» **INSTRUCTIONS TO FOLLOW**
Copy each line with the word "skills" in it.

» **EXTRACTED RECORDS**

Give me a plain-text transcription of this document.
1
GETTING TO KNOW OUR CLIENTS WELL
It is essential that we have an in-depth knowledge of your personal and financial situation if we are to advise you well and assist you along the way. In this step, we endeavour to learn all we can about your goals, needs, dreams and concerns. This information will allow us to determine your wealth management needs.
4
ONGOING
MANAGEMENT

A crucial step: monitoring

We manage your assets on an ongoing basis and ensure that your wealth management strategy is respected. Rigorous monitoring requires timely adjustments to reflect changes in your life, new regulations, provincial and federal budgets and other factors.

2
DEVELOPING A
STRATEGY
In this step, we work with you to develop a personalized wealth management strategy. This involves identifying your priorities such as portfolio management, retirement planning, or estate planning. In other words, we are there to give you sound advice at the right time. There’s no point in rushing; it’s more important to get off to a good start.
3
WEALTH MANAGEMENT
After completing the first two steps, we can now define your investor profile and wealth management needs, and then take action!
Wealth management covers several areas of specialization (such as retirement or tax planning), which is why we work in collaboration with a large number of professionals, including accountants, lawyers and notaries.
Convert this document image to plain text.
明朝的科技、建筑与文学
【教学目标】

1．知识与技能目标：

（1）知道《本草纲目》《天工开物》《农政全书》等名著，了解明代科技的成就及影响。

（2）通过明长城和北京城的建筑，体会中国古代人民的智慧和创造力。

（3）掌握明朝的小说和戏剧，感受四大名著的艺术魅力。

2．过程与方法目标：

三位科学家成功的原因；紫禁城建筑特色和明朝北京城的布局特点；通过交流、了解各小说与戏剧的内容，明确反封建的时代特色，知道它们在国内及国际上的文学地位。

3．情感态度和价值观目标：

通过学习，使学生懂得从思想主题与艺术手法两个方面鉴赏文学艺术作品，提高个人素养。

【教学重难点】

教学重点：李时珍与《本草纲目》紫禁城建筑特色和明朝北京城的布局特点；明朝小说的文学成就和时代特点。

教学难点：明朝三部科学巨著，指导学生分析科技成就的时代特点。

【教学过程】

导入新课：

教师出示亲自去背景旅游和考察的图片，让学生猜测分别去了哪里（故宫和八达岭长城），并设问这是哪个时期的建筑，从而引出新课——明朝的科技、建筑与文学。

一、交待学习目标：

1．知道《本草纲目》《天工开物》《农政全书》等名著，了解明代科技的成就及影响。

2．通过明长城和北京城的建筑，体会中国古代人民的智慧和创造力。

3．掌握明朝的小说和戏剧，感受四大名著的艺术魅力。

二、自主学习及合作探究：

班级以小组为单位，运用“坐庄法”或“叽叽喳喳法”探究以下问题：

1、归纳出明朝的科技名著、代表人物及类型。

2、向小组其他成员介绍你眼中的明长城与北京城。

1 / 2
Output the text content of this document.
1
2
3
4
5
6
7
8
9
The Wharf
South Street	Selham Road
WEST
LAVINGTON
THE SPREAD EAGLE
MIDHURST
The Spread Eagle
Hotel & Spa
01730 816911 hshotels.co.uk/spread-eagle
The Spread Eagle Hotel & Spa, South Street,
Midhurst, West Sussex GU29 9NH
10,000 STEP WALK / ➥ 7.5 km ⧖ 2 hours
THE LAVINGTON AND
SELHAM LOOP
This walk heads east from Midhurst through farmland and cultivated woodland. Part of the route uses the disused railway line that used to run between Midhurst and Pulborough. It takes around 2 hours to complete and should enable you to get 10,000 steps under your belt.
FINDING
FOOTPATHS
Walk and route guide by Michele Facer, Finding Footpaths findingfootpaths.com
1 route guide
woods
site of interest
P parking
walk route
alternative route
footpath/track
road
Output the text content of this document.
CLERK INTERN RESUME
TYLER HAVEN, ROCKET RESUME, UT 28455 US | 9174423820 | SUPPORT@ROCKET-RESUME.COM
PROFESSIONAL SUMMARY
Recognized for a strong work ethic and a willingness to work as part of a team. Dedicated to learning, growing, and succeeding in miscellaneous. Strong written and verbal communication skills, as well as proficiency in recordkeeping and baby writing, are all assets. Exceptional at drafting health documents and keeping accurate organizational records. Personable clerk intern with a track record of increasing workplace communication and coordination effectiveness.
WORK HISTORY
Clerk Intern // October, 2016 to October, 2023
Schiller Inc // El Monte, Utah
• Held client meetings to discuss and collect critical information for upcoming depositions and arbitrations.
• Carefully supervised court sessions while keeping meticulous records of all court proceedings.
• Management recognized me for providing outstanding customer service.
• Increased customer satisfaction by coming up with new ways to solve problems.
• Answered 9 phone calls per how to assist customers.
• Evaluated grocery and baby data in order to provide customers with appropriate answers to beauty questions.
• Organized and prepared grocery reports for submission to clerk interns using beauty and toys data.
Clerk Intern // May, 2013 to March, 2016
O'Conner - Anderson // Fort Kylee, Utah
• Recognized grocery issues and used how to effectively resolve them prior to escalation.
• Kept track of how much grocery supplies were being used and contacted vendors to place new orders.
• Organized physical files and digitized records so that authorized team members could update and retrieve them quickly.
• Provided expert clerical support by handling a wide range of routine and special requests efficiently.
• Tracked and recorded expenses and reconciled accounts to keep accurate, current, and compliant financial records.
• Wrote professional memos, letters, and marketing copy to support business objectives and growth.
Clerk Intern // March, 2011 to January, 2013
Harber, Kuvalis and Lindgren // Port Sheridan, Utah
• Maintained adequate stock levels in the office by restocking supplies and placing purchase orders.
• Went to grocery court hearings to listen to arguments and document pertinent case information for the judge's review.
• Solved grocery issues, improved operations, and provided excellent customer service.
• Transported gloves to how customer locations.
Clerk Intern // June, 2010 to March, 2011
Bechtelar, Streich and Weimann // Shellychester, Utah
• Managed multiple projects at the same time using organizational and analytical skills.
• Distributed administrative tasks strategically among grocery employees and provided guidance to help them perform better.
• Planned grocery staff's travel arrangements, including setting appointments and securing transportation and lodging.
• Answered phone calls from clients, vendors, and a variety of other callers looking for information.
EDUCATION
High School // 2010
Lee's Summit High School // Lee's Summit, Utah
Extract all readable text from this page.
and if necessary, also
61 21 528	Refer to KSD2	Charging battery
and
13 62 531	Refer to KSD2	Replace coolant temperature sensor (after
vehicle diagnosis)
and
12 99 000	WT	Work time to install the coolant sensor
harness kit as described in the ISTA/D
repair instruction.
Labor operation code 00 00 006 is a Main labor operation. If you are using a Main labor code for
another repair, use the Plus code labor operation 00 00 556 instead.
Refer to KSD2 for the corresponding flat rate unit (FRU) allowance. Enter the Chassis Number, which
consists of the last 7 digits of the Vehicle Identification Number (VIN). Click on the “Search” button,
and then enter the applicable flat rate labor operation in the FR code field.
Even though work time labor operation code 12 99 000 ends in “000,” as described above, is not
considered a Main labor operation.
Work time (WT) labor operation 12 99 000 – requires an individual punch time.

» **TASK RESULT**
Recognized for a strong work ethic and a willingness to work as part of a team. Dedicated to learning, growing, and succeeding in miscellaneous. Strong written and verbal communication skills, as well as proficiency in recordkeeping and baby writing, are all assets. Exceptional at drafting health documents and keeping accurate organizational records. Personable clerk intern with a track record of increasing workplace communication and coordination effectiveness.
• Managed multiple projects at the same time using organizational and analytical skills.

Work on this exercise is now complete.